▶ **Task description**:
From the entries below, list each line with "Федерации".

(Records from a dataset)
● ● ● ● ● ● ●

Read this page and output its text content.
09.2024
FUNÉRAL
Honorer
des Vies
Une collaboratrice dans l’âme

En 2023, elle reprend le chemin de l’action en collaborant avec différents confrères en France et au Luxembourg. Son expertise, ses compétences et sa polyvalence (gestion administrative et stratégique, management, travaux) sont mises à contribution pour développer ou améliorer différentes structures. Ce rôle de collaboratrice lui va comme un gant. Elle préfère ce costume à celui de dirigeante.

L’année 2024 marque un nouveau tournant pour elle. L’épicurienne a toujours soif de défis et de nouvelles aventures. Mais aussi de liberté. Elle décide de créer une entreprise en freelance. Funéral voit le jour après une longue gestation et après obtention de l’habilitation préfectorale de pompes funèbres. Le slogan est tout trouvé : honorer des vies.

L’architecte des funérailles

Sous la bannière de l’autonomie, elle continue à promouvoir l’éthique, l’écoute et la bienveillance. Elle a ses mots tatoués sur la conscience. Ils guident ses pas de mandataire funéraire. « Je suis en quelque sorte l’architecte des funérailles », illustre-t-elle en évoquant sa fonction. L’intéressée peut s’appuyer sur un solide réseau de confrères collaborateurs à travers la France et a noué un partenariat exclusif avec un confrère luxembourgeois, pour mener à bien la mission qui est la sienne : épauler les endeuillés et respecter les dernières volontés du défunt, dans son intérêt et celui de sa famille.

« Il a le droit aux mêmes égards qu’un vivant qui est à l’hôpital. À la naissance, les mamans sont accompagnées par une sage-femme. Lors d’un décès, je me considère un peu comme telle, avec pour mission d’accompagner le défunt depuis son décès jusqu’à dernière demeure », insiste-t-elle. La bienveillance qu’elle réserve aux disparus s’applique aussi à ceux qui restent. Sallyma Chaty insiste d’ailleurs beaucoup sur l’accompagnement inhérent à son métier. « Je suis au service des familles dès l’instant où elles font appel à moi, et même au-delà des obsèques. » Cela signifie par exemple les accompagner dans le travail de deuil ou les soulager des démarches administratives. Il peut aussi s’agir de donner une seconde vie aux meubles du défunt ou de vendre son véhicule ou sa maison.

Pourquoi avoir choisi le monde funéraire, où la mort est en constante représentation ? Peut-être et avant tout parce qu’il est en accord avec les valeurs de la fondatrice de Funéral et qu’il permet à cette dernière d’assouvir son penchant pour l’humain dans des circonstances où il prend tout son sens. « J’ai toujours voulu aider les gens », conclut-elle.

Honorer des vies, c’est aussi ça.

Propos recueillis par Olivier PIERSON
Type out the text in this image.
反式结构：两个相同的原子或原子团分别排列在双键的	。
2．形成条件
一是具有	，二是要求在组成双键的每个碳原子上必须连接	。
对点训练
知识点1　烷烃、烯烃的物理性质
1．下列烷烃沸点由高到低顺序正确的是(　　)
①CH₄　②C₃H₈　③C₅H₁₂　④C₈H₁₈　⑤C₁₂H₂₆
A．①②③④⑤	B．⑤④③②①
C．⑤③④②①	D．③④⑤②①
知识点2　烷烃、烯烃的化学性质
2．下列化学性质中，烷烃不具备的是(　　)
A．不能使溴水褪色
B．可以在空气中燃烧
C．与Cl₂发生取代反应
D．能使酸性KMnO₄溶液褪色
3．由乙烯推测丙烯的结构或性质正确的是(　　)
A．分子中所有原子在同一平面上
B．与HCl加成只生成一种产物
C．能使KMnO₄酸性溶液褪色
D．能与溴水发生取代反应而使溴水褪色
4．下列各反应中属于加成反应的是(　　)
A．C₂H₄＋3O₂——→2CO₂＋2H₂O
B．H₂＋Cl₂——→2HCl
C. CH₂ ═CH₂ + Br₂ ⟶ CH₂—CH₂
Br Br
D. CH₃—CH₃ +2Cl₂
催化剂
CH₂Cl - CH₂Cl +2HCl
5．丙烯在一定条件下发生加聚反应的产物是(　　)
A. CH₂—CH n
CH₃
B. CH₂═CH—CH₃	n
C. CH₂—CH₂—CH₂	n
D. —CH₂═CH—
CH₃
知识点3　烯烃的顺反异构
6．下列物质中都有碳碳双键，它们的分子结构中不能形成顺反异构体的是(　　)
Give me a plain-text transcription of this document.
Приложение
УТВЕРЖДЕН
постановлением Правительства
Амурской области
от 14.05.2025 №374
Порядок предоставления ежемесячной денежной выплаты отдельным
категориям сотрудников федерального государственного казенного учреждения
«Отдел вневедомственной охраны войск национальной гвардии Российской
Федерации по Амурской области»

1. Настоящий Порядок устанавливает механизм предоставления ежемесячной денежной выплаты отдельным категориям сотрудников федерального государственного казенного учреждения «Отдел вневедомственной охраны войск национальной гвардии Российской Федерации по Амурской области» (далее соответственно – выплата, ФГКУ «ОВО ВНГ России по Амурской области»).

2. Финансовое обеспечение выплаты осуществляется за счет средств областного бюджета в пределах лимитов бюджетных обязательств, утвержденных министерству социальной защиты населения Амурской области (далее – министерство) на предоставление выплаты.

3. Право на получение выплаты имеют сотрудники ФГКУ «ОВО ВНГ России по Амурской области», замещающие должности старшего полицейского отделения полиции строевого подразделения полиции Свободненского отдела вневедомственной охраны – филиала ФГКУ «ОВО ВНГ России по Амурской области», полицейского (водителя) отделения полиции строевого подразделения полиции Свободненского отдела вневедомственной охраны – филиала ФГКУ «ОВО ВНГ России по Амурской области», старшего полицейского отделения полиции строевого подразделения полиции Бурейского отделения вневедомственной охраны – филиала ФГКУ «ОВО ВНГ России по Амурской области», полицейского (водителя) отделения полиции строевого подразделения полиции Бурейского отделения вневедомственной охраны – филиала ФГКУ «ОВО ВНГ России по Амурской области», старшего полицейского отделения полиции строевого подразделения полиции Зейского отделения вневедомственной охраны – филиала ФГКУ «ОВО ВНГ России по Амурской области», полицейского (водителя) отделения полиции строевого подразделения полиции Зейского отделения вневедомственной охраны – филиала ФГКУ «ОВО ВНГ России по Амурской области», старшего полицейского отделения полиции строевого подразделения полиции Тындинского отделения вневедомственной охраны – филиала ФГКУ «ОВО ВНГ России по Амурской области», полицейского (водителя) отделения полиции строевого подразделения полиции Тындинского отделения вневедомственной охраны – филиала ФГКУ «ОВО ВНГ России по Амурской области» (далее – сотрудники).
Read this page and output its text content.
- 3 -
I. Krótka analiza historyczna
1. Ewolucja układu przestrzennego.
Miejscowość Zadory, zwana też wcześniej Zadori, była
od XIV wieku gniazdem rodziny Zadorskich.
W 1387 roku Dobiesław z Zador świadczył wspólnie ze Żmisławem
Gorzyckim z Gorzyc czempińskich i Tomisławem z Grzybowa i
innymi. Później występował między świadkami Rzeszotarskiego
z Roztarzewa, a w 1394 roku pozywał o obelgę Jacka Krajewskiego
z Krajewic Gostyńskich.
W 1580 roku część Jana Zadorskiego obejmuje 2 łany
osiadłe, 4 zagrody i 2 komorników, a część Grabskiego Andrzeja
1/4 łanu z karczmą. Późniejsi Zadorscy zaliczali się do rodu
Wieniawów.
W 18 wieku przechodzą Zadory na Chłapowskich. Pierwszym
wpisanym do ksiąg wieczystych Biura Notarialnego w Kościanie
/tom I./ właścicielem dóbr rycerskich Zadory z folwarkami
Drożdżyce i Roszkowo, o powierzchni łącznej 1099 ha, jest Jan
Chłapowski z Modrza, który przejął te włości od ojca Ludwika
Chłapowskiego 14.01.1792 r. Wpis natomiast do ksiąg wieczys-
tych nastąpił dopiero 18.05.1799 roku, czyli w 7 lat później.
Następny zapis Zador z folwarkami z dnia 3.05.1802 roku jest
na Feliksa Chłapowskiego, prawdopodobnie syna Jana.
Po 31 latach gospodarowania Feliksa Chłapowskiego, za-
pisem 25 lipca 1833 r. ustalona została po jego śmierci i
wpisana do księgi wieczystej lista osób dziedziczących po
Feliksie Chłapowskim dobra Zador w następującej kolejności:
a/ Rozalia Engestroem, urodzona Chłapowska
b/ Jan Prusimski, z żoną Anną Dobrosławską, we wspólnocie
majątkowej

● ● ● ● ● ● ●

▶ **Reply**:
Федерации по Амурской области»
1. Настоящий Порядок устанавливает механизм предоставления ежемесячной денежной выплаты отдельным категориям сотрудников федерального государственного казенного учреждения «Отдел вневедомственной охраны войск национальной гвардии Российской Федерации по Амурской области» (далее соответственно – выплата, ФГКУ «ОВО ВНГ России по Амурской области»).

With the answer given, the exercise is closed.